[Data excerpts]
┄┄┄┄┄┄
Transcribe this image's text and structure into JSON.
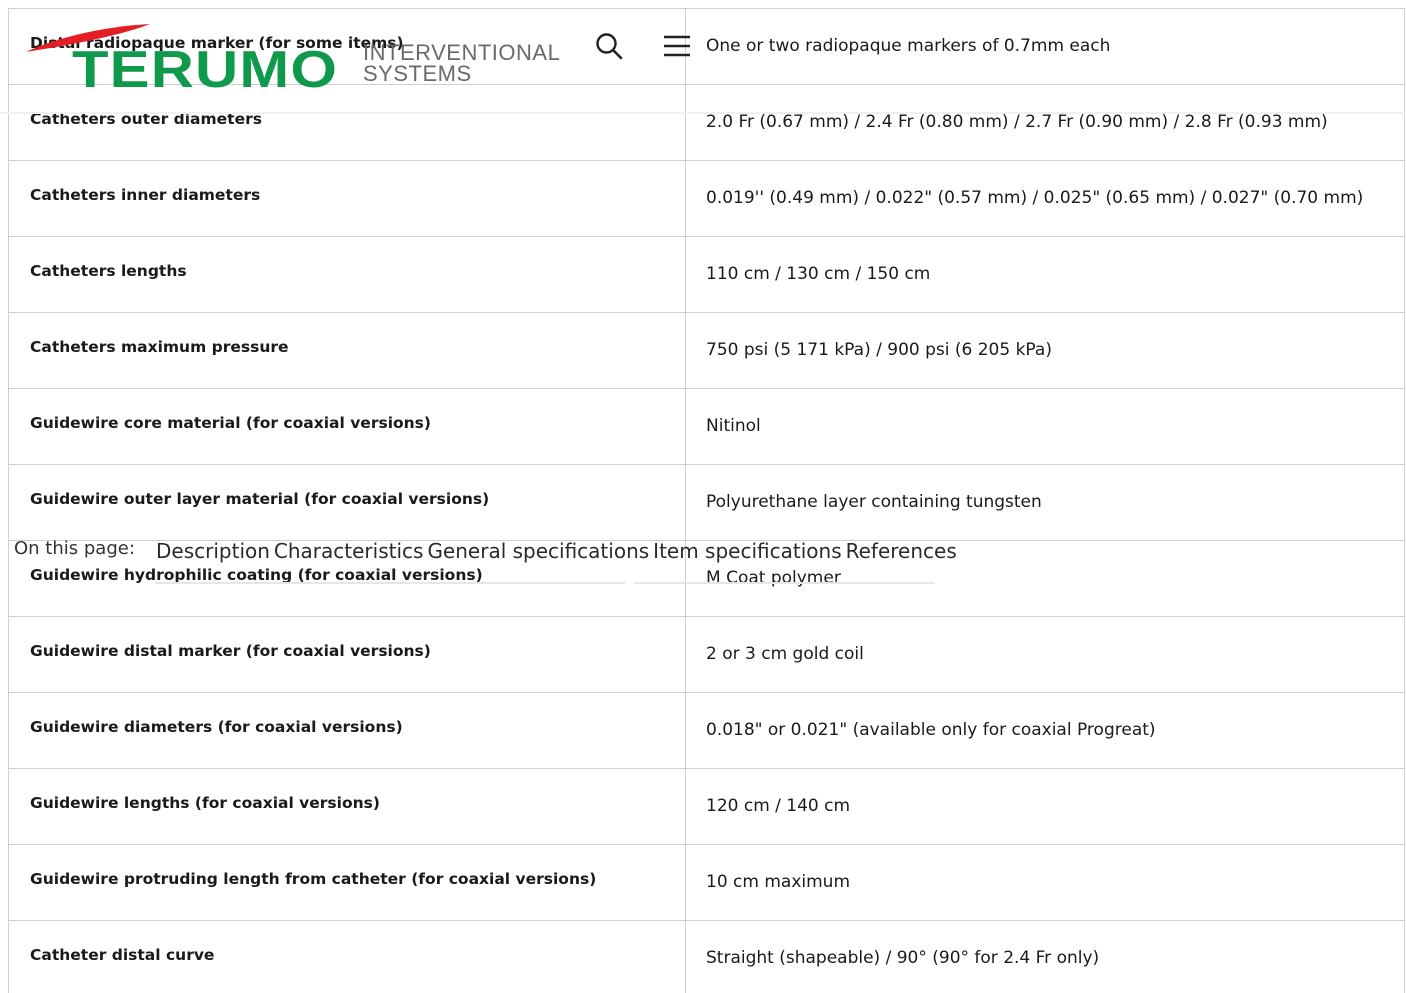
{
  "header": {
    "logo_word": "TERUMO",
    "logo_sub_line1": "INTERVENTIONAL",
    "logo_sub_line2": "SYSTEMS",
    "logo_colors": {
      "green": "#0e9a4a",
      "red": "#e31e24",
      "gray": "#6a6a6a"
    }
  },
  "on_this_page": {
    "label": "On this page:",
    "links": [
      "Description",
      "Characteristics",
      "General specifications",
      "Item specifications",
      "References"
    ]
  },
  "specs": [
    {
      "label": "Distal radiopaque marker (for some items)",
      "value": "One or two radiopaque markers of 0.7mm each"
    },
    {
      "label": "Catheters outer diameters",
      "value": "2.0 Fr (0.67 mm) / 2.4 Fr (0.80 mm) / 2.7 Fr (0.90 mm) / 2.8 Fr (0.93 mm)"
    },
    {
      "label": "Catheters inner diameters",
      "value": "0.019'' (0.49 mm) / 0.022\" (0.57 mm) / 0.025\" (0.65 mm) / 0.027\" (0.70 mm)"
    },
    {
      "label": "Catheters lengths",
      "value": "110 cm / 130 cm / 150 cm"
    },
    {
      "label": "Catheters maximum pressure",
      "value": "750 psi (5 171 kPa) / 900 psi (6 205 kPa)"
    },
    {
      "label": "Guidewire core material (for coaxial versions)",
      "value": "Nitinol"
    },
    {
      "label": "Guidewire outer layer material (for coaxial versions)",
      "value": "Polyurethane layer containing tungsten"
    },
    {
      "label": "Guidewire hydrophilic coating (for coaxial versions)",
      "value": "M Coat polymer"
    },
    {
      "label": "Guidewire distal marker (for coaxial versions)",
      "value": "2 or 3 cm gold coil"
    },
    {
      "label": "Guidewire diameters (for coaxial versions)",
      "value": "0.018\" or 0.021\" (available only for coaxial Progreat)"
    },
    {
      "label": "Guidewire lengths (for coaxial versions)",
      "value": "120 cm / 140 cm"
    },
    {
      "label": "Guidewire protruding length from catheter (for coaxial versions)",
      "value": "10 cm maximum"
    },
    {
      "label": "Catheter distal curve",
      "value": "Straight (shapeable) / 90° (90° for 2.4 Fr only)"
    }
  ]
}
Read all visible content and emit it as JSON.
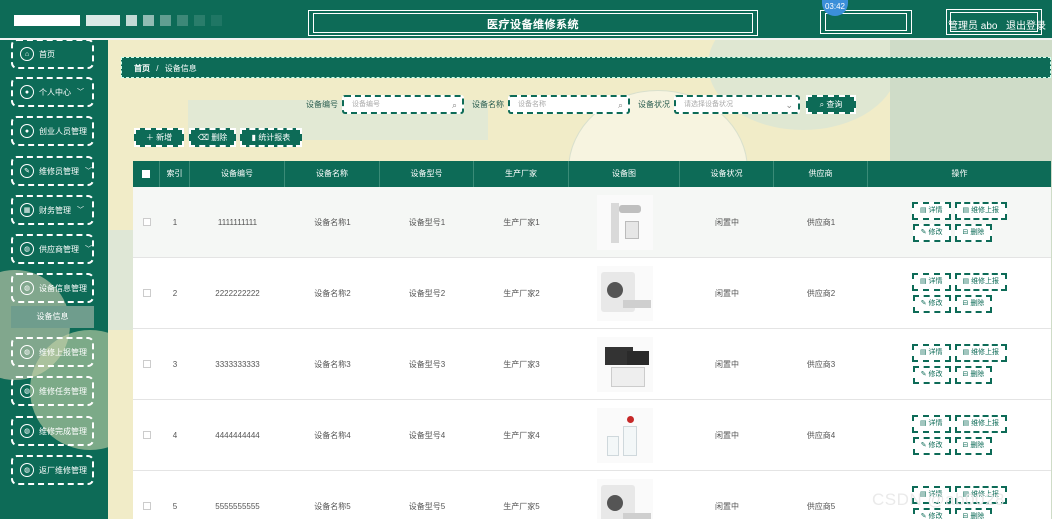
{
  "header": {
    "title": "医疗设备维修系统",
    "clock": "03:42",
    "user_label": "管理员 abo",
    "logout_label": "退出登录"
  },
  "sidebar": {
    "items": [
      {
        "label": "首页",
        "icon": "home-icon"
      },
      {
        "label": "个人中心",
        "icon": "user-icon",
        "chevron": "﹀"
      },
      {
        "label": "创业人员管理",
        "icon": "person-icon"
      },
      {
        "label": "维修员管理",
        "icon": "wrench-icon",
        "chevron": "﹀"
      },
      {
        "label": "财务管理",
        "icon": "grid-icon",
        "chevron": "﹀"
      },
      {
        "label": "供应商管理",
        "icon": "supplier-icon",
        "chevron": "﹀"
      },
      {
        "label": "设备信息管理",
        "icon": "device-icon"
      },
      {
        "label": "维修上报管理",
        "icon": "report-icon"
      },
      {
        "label": "维修任务管理",
        "icon": "task-icon"
      },
      {
        "label": "维修完成管理",
        "icon": "done-icon"
      },
      {
        "label": "返厂维修管理",
        "icon": "return-icon"
      }
    ],
    "active_sub": "设备信息"
  },
  "breadcrumb": {
    "home": "首页",
    "separator": "/",
    "current": "设备信息"
  },
  "search": {
    "code_label": "设备编号",
    "code_placeholder": "设备编号",
    "name_label": "设备名称",
    "name_placeholder": "设备名称",
    "status_label": "设备状况",
    "status_placeholder": "请选择设备状况",
    "button": "查询"
  },
  "actions": {
    "add": "新增",
    "delete": "删除",
    "stats": "统计报表"
  },
  "table": {
    "headers": [
      "",
      "索引",
      "设备编号",
      "设备名称",
      "设备型号",
      "生产厂家",
      "设备图",
      "设备状况",
      "供应商",
      "操作"
    ],
    "rows": [
      {
        "index": "1",
        "code": "1111111111",
        "name": "设备名称1",
        "model": "设备型号1",
        "maker": "生产厂家1",
        "status": "闲置中",
        "supplier": "供应商1"
      },
      {
        "index": "2",
        "code": "2222222222",
        "name": "设备名称2",
        "model": "设备型号2",
        "maker": "生产厂家2",
        "status": "闲置中",
        "supplier": "供应商2"
      },
      {
        "index": "3",
        "code": "3333333333",
        "name": "设备名称3",
        "model": "设备型号3",
        "maker": "生产厂家3",
        "status": "闲置中",
        "supplier": "供应商3"
      },
      {
        "index": "4",
        "code": "4444444444",
        "name": "设备名称4",
        "model": "设备型号4",
        "maker": "生产厂家4",
        "status": "闲置中",
        "supplier": "供应商4"
      },
      {
        "index": "5",
        "code": "5555555555",
        "name": "设备名称5",
        "model": "设备型号5",
        "maker": "生产厂家5",
        "status": "闲置中",
        "supplier": "供应商5"
      }
    ],
    "op_labels": {
      "detail": "详情",
      "report": "维修上报",
      "edit": "修改",
      "delete": "删除"
    }
  },
  "watermark": "CSDN @ab0028",
  "colors": {
    "primary": "#0d6b57",
    "main_bg": "#f1ecc8"
  }
}
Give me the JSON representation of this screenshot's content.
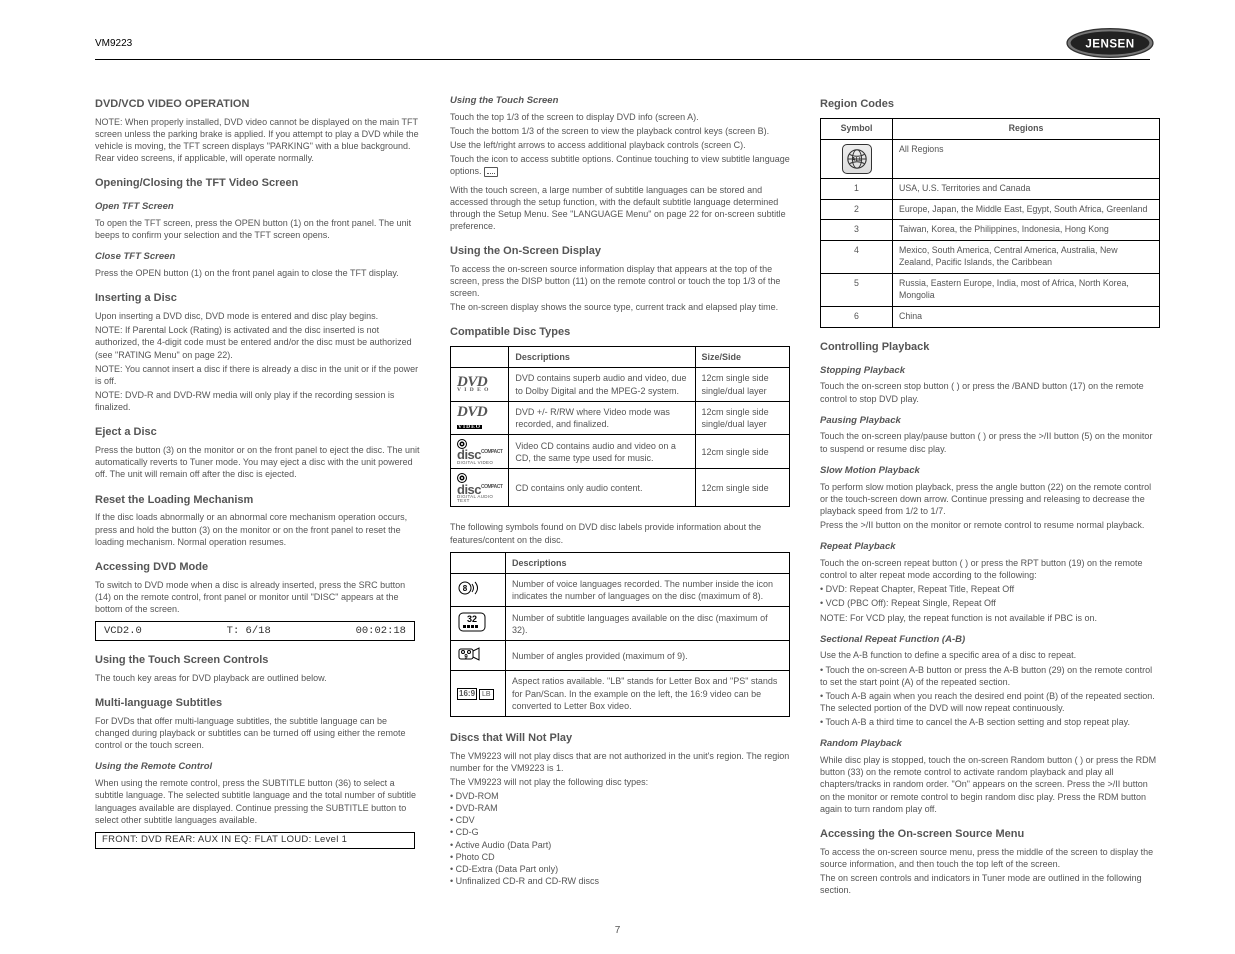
{
  "header": {
    "title": "VM9223"
  },
  "pagenum": "7",
  "col1": {
    "heading": "DVD/VCD VIDEO OPERATION",
    "note": "NOTE: When properly installed, DVD video cannot be displayed on the main TFT screen unless the parking brake is applied. If you attempt to play a DVD while the vehicle is moving, the TFT screen displays \"PARKING\" with a blue background. Rear video screens, if applicable, will operate normally.",
    "openclose_h": "Opening/Closing the TFT Video Screen",
    "open_h": "Open TFT Screen",
    "open_p": "To open the TFT screen, press the OPEN button (1) on the front panel. The unit beeps to confirm your selection and the TFT screen opens.",
    "close_h": "Close TFT Screen",
    "close_p": "Press the OPEN button (1) on the front panel again to close the TFT display.",
    "insert_h": "Inserting a Disc",
    "insert_p": "Upon inserting a DVD disc, DVD mode is entered and disc play begins.",
    "insert_n1": "NOTE: If Parental Lock (Rating) is activated and the disc inserted is not authorized, the 4-digit code must be entered and/or the disc must be authorized (see \"RATING Menu\" on page 22).",
    "insert_n2": "NOTE: You cannot insert a disc if there is already a disc in the unit or if the power is off.",
    "insert_n3": "NOTE: DVD-R and DVD-RW media will only play if the recording session is finalized.",
    "eject_h": "Eject a Disc",
    "eject_p": "Press the     button (3) on the monitor or on the front panel to eject the disc. The unit automatically reverts to Tuner mode. You may eject a disc with the unit powered off. The unit will remain off after the disc is ejected.",
    "reset_h": "Reset the Loading Mechanism",
    "reset_p": "If the disc loads abnormally or an abnormal core mechanism operation occurs, press and hold the     button (3) on the monitor or on the front panel to reset the loading mechanism. Normal operation resumes.",
    "acc_h": "Accessing DVD Mode",
    "acc_p": "To switch to DVD mode when a disc is already inserted, press the SRC button (14) on the remote control, front panel or monitor until \"DISC\" appears at the bottom of the screen.",
    "ctrl_h": "Using the Touch Screen Controls",
    "ctrl_p": "The touch key areas for DVD playback are outlined below.",
    "sub_h": "Multi-language Subtitles",
    "sub_p": "For DVDs that offer multi-language subtitles, the subtitle language can be changed during playback or subtitles can be turned off using either the remote control or the touch screen.",
    "remote_h": "Using the Remote Control",
    "remote_p": "When using the remote control, press the SUBTITLE button (36) to select a subtitle language. The selected subtitle language and the total number of subtitle languages available are displayed. Continue pressing the SUBTITLE button to select other subtitle languages available.",
    "touch_h": "Using the Touch Screen",
    "touch_list": [
      "Touch the top 1/3 of the screen to display DVD info (screen A).",
      "Touch the bottom 1/3 of the screen to view the playback control keys (screen B).",
      "Use the left/right arrows to access additional playback controls (screen C).",
      "Touch the     icon to access subtitle options. Continue touching to view subtitle language options."
    ],
    "osd_h": "Using the On-Screen Display",
    "osd_p1": "To access the on-screen source information display that appears at the top of the screen, press the DISP button (11) on the remote control or touch the top 1/3 of the screen.",
    "osd_p2": "The on-screen display shows the source type, current track and elapsed play time.",
    "osd_box": {
      "a": "VCD2.0",
      "b": "T: 6/18",
      "c": "00:02:18"
    },
    "ctrlplay_h": "Controlling Playback",
    "stop_h": "Stopping Playback",
    "stop_p": "Touch the on-screen stop button (   ) or press the   /BAND button (17) on the remote control to stop DVD play.",
    "pause_h": "Pausing Playback",
    "pause_p": "Touch the on-screen play/pause button (   ) or press the >/II button (5) on the monitor to suspend or resume disc play.",
    "slow_h": "Slow Motion Playback",
    "slow_p1": "To perform slow motion playback, press the angle button    (22) on the remote control or the touch-screen down arrow. Continue pressing and releasing to decrease the playback speed from 1/2 to 1/7.",
    "slow_p2": "Press the >/II button on the monitor or remote control to resume normal playback.",
    "repeat_h": "Repeat Playback",
    "repeat_p1": "Touch the on-screen repeat button (   ) or press the RPT button (19) on the remote control to alter repeat mode according to the following:",
    "repeat_li1": "DVD: Repeat Chapter, Repeat Title, Repeat Off",
    "repeat_li2": "VCD (PBC Off): Repeat Single, Repeat Off",
    "repeat_n": "NOTE: For VCD play, the repeat function is not available if PBC is on.",
    "sect_h": "Sectional Repeat Function (A-B)",
    "sect_p": "Use the A-B function to define a specific area of a disc to repeat.",
    "sect_li1": "Touch the on-screen A-B button or press the A-B button (29) on the remote control to set the start point (A) of the repeated section.",
    "sect_li2": "Touch A-B again when you reach the desired end point (B) of the repeated section. The selected portion of the DVD will now repeat continuously.",
    "sect_li3": "Touch A-B a third time to cancel the A-B section setting and stop repeat play.",
    "rand_h": "Random Playback",
    "rand_p": "While disc play is stopped, touch the on-screen Random button (   ) or press the RDM button (33) on the remote control to activate random playback and play all chapters/tracks in random order. \"On\" appears on the screen. Press the >/II button on the monitor or remote control to begin random disc play. Press the RDM button again to turn random play off.",
    "src_h": "Accessing the On-screen Source Menu",
    "src_p1": "To access the on-screen source menu, press the middle of the screen to display the source information, and then touch the top left of the screen.",
    "src_box": "FRONT: DVD   REAR: AUX IN   EQ: FLAT   LOUD: Level 1",
    "src_p2": "The on screen controls and indicators in Tuner mode are outlined in the following section."
  },
  "col2": {
    "p1": "With the touch screen, a large number of subtitle languages can be stored and accessed through the setup function, with the default subtitle language determined through the Setup Menu. See \"LANGUAGE Menu\" on page 22 for on-screen subtitle preference.",
    "compat_h": "Compatible Disc Types",
    "table1_head": [
      "",
      "Descriptions",
      "Size/Side"
    ],
    "table1_rows": [
      [
        "dvd",
        "DVD contains superb audio and video, due to Dolby Digital and the MPEG-2 system.",
        "12cm single side single/dual layer"
      ],
      [
        "dvdr",
        "DVD +/- R/RW where Video mode was recorded, and finalized.",
        "12cm single side single/dual layer"
      ],
      [
        "vcd",
        "Video CD contains audio and video on a CD, the same type used for music.",
        "12cm single side"
      ],
      [
        "cd",
        "CD contains only audio content.",
        "12cm single side"
      ]
    ],
    "feat_p": "The following symbols found on DVD disc labels provide information about the features/content on the disc.",
    "table2_head": [
      "",
      "Descriptions"
    ],
    "table2_rows": [
      [
        "lang",
        "Number of voice languages recorded. The number inside the icon indicates the number of languages on the disc (maximum of 8)."
      ],
      [
        "sub",
        "Number of subtitle languages available on the disc (maximum of 32)."
      ],
      [
        "angle",
        "Number of angles provided (maximum of 9)."
      ],
      [
        "aspect",
        "Aspect ratios available. \"LB\" stands for Letter Box and \"PS\" stands for Pan/Scan. In the example on the left, the 16:9 video can be converted to Letter Box video."
      ]
    ],
    "wont_h": "Discs that Will Not Play",
    "wont_p1": "The VM9223 will not play discs that are not authorized in the unit's region. The region number for the VM9223 is 1.",
    "wont_p2": "The VM9223 will not play the following disc types:",
    "wont_list": [
      "DVD-ROM",
      "DVD-RAM",
      "CDV",
      "CD-G",
      "Active Audio (Data Part)",
      "Photo CD",
      "CD-Extra (Data Part only)",
      "Unfinalized CD-R and CD-RW discs"
    ]
  },
  "col3": {
    "region_h": "Region Codes",
    "table_head": [
      "Symbol",
      "Regions"
    ],
    "rows": [
      [
        "ALL",
        "All Regions"
      ],
      [
        "1",
        "USA, U.S. Territories and Canada"
      ],
      [
        "2",
        "Europe, Japan, the Middle East, Egypt, South Africa, Greenland"
      ],
      [
        "3",
        "Taiwan, Korea, the Philippines, Indonesia, Hong Kong"
      ],
      [
        "4",
        "Mexico, South America, Central America, Australia, New Zealand, Pacific Islands, the Caribbean"
      ],
      [
        "5",
        "Russia, Eastern Europe, India, most of Africa, North Korea, Mongolia"
      ],
      [
        "6",
        "China"
      ]
    ]
  }
}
┄┄┄┄┄┄
◆ **GOAL**: Show each line of the data that contains the string "versions".

◆ **RESULT OF THIS TASK**:
      "label": "Guidewire core material (for coaxial versions)",
      "label": "Guidewire outer layer material (for coaxial versions)",
      "label": "Guidewire hydrophilic coating (for coaxial versions)",
      "label": "Guidewire distal marker (for coaxial versions)",
      "label": "Guidewire diameters (for coaxial versions)",
      "label": "Guidewire lengths (for coaxial versions)",
      "label": "Guidewire protruding length from catheter (for coaxial versions)",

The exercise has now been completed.